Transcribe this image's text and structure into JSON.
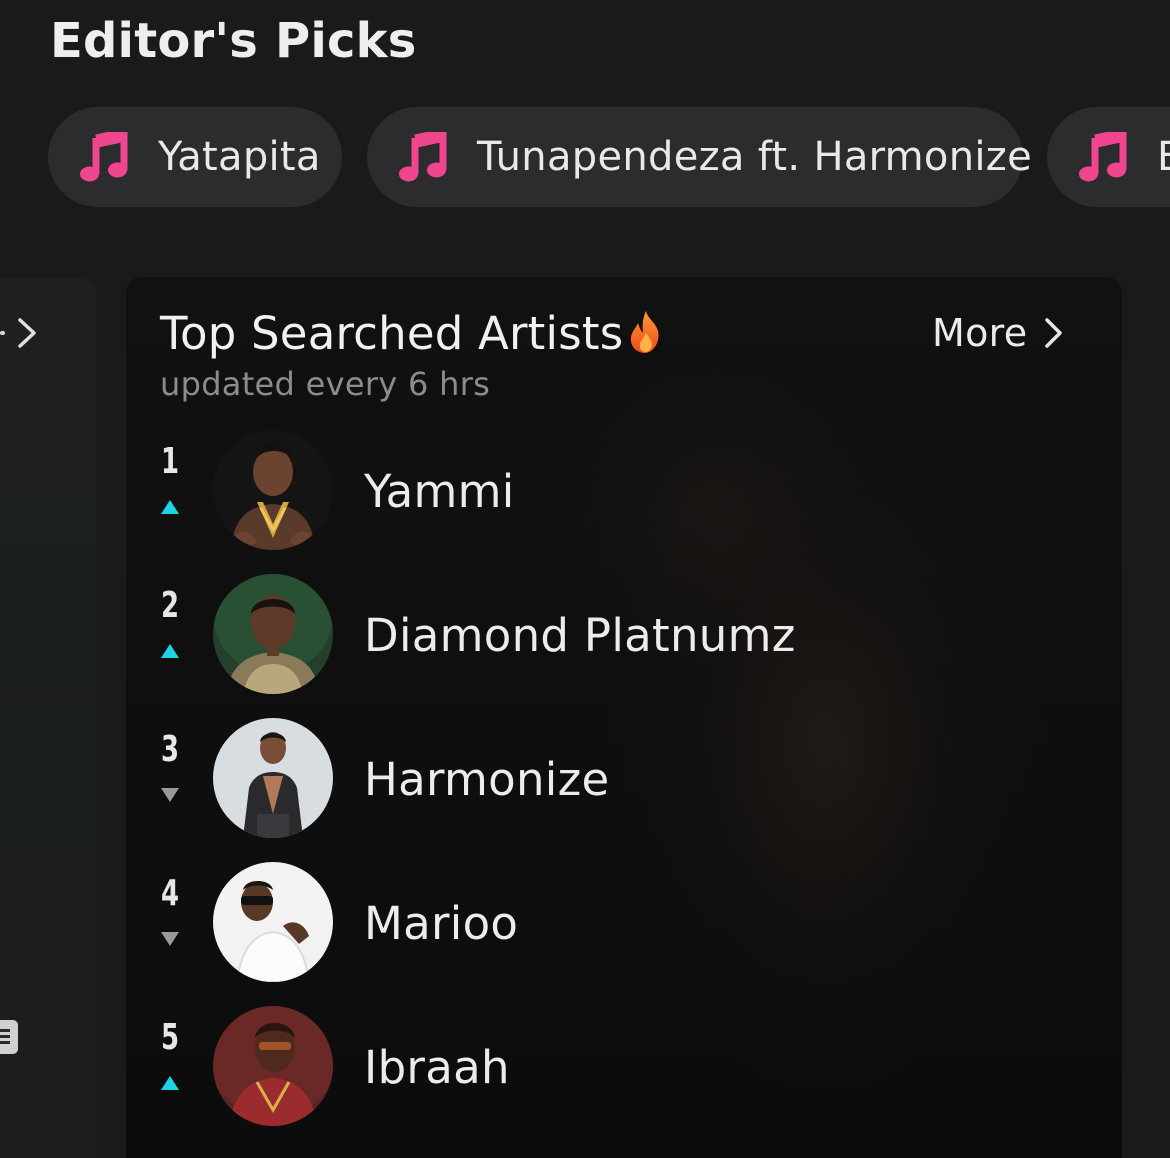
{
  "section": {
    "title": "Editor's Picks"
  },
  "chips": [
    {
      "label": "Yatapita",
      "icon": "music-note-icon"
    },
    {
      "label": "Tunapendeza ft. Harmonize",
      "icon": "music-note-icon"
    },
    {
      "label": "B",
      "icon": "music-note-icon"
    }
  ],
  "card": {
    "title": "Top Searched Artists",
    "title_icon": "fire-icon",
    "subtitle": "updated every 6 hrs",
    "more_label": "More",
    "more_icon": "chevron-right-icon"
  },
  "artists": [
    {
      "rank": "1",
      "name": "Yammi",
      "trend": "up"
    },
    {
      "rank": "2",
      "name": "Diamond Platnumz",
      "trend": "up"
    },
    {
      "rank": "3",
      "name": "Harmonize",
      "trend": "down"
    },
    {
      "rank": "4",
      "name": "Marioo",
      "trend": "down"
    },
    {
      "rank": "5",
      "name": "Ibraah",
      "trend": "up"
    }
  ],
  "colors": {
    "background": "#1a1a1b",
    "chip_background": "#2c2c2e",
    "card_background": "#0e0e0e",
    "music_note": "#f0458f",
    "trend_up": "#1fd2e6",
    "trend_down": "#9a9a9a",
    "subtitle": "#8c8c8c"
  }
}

§

■ YOUR INSTRUCTIONS
Show all lines in the entries above where the string "Harmonize" appears.

■ WORKED SOLUTION
      "label": "Tunapendeza ft. Harmonize",
      "name": "Harmonize",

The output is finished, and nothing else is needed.